Task directions
Where a line holds the word "https", copy that line.

[Dataset records]

+ + + + +

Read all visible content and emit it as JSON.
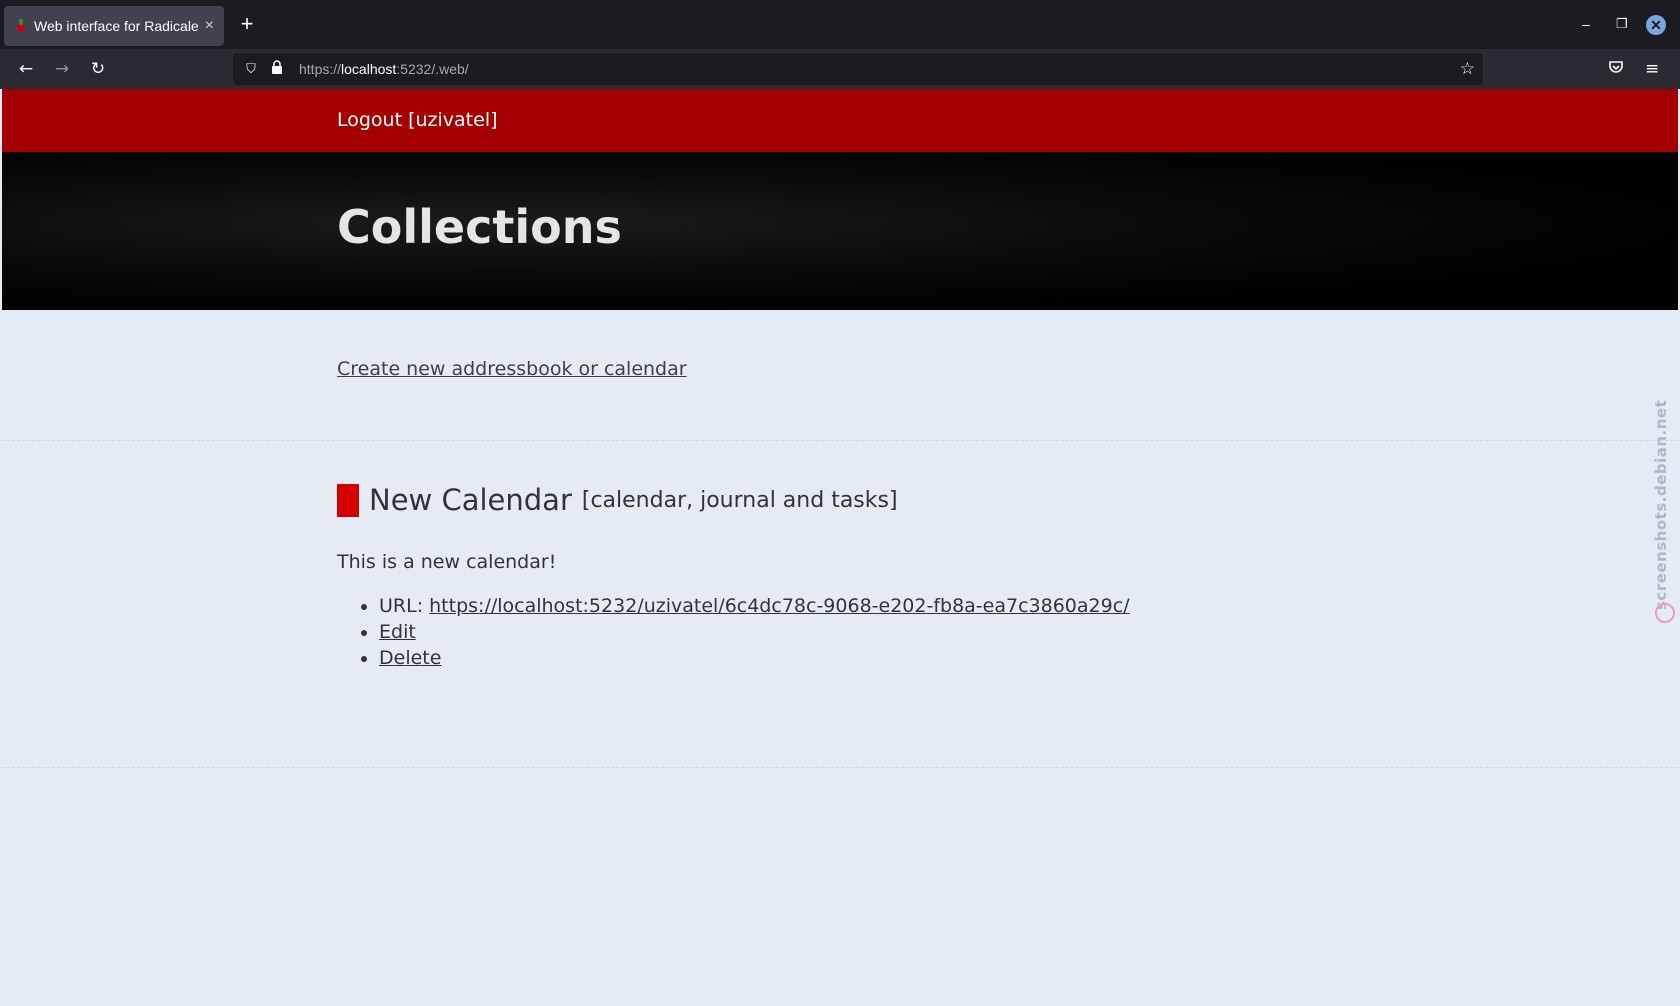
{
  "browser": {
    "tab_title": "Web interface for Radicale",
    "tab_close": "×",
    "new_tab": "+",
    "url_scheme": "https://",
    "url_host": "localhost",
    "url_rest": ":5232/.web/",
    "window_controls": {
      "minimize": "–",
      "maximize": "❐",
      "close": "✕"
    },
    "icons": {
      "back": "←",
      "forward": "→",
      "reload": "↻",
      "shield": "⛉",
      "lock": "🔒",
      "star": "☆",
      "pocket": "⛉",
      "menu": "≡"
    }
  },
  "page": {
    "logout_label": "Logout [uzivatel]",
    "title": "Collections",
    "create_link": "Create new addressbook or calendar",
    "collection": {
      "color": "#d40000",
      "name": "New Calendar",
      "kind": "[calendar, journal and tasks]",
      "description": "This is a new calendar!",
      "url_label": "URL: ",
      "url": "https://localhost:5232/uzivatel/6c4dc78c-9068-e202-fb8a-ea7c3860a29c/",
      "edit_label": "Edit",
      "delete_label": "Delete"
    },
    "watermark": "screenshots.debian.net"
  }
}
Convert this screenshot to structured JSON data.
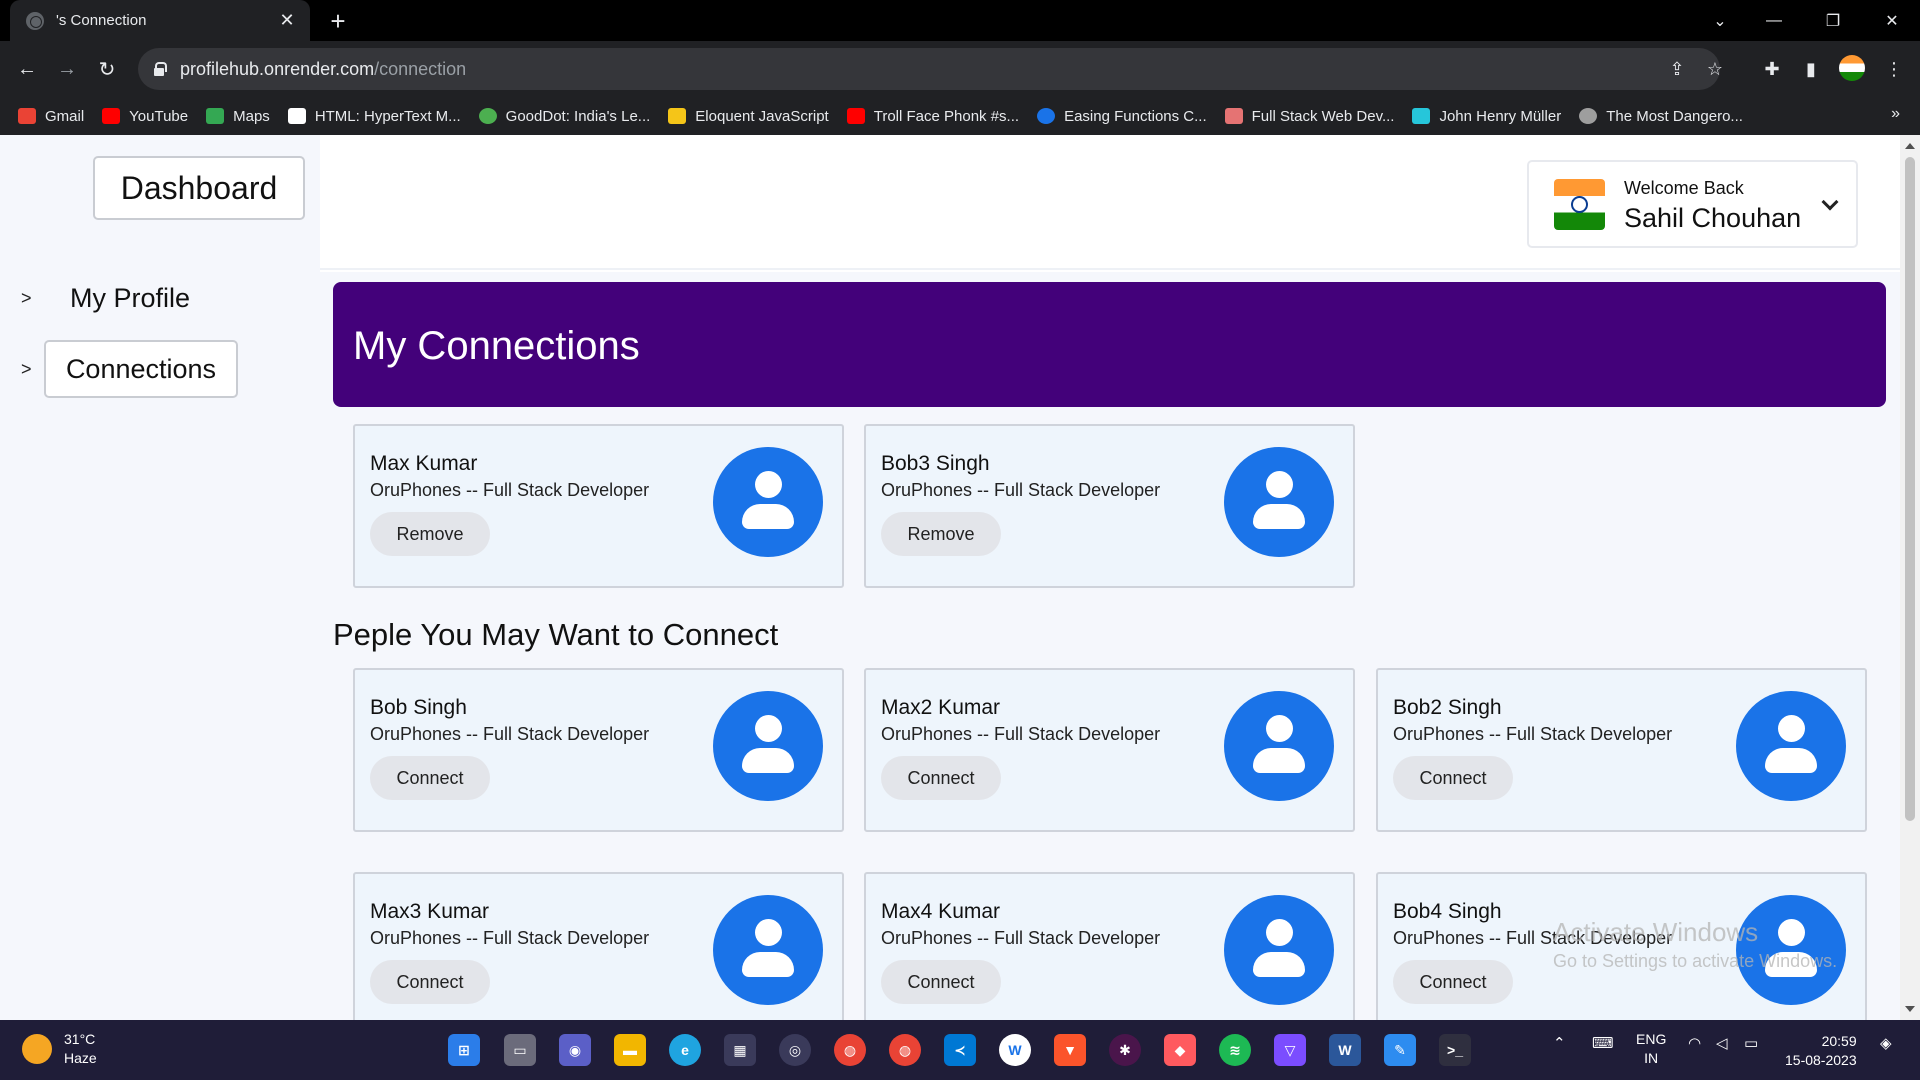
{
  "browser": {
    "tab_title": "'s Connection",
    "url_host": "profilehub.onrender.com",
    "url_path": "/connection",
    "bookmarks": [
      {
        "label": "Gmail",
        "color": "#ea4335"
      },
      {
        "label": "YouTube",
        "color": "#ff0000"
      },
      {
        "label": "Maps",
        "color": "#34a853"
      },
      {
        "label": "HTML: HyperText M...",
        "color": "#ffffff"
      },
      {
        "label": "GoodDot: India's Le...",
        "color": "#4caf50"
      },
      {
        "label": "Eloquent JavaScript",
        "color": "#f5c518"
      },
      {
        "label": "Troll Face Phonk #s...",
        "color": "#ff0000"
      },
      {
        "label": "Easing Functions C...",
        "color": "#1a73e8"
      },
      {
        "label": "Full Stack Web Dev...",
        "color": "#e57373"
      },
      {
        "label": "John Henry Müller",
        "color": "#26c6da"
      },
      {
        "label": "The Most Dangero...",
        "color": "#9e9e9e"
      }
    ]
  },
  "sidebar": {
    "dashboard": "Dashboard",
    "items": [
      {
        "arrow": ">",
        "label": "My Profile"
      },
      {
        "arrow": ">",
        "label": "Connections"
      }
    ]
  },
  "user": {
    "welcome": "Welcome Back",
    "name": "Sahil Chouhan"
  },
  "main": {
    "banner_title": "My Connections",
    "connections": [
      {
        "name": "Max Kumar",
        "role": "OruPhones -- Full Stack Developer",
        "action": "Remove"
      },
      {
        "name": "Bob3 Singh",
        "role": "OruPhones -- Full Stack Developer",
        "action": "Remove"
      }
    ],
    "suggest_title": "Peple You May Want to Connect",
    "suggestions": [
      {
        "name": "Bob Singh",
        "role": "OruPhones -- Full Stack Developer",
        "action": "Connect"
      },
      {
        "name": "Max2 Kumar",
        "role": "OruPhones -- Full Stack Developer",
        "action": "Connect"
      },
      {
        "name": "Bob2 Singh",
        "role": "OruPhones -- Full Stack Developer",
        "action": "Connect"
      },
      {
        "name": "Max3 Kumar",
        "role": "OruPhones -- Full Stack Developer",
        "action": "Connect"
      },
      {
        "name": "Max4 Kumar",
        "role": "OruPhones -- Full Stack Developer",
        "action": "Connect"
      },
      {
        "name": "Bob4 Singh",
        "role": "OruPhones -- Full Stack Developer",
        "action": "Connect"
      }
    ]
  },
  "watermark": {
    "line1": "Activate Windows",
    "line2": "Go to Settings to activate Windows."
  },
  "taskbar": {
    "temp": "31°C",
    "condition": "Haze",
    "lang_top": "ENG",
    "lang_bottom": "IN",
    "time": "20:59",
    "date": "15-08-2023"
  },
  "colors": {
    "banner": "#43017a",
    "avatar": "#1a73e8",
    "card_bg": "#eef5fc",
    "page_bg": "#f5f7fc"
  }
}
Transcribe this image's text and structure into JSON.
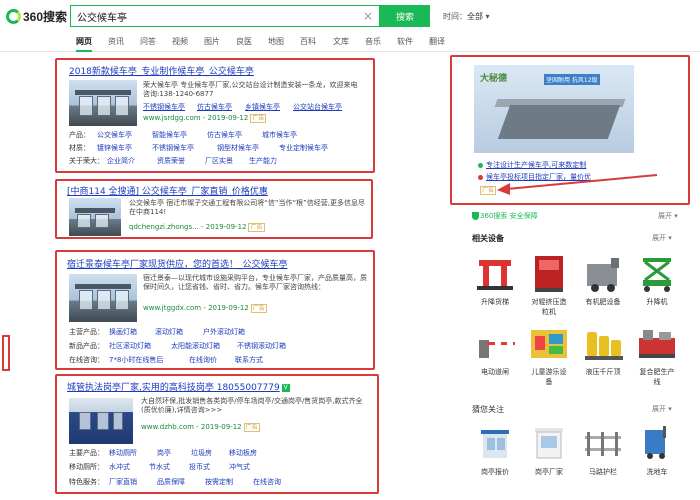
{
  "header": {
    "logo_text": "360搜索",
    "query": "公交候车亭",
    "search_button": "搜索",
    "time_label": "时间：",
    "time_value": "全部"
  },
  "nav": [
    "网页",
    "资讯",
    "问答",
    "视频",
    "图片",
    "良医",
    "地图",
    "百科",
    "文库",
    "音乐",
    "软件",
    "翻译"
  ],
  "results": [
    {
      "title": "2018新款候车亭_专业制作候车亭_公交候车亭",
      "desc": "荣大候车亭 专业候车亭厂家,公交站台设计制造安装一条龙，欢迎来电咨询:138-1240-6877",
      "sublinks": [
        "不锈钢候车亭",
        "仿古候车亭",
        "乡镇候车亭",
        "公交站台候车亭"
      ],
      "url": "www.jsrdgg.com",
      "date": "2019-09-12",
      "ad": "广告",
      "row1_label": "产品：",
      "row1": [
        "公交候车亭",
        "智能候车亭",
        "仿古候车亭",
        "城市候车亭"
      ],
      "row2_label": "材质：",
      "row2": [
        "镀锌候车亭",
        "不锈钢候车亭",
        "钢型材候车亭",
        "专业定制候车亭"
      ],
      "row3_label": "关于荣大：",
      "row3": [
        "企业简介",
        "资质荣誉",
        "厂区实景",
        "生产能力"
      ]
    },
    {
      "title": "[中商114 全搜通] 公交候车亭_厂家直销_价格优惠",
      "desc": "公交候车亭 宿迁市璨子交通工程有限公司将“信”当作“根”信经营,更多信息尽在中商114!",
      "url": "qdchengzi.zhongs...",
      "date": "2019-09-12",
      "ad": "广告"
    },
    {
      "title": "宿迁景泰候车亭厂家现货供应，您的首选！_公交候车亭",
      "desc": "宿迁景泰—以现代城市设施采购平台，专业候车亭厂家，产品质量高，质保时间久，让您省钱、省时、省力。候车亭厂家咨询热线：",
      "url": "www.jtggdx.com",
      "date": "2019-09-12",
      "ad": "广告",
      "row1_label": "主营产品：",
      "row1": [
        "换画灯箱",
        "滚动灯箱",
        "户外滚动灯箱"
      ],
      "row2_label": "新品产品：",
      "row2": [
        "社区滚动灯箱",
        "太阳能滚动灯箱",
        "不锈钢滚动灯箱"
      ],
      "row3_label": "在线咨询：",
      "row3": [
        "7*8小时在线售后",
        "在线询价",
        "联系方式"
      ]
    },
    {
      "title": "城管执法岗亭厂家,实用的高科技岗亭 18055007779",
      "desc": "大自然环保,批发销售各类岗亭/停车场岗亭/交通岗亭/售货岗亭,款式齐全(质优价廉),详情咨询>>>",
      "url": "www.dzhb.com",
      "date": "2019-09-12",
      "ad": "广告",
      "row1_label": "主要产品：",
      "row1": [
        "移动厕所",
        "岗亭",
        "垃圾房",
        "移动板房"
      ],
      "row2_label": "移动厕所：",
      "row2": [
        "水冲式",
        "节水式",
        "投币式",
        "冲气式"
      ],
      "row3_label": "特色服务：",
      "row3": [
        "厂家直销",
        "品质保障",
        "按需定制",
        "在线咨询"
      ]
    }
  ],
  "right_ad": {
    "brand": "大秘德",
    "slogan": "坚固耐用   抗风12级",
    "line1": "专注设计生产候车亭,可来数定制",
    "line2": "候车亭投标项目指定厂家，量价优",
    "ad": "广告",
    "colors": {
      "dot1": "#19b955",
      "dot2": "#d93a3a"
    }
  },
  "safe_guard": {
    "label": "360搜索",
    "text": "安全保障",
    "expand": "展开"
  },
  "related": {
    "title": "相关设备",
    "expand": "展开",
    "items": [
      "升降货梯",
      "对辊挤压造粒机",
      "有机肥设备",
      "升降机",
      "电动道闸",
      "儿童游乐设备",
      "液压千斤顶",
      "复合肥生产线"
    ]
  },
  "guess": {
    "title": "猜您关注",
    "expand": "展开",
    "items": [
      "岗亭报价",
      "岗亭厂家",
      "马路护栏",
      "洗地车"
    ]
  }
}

+ + + + +

Exercise output
    "url_scheme": "https://",
      "url": "https://localhost:5232/uzivatel/6c4dc78c-9068-e202-fb8a-ea7c3860a29c/",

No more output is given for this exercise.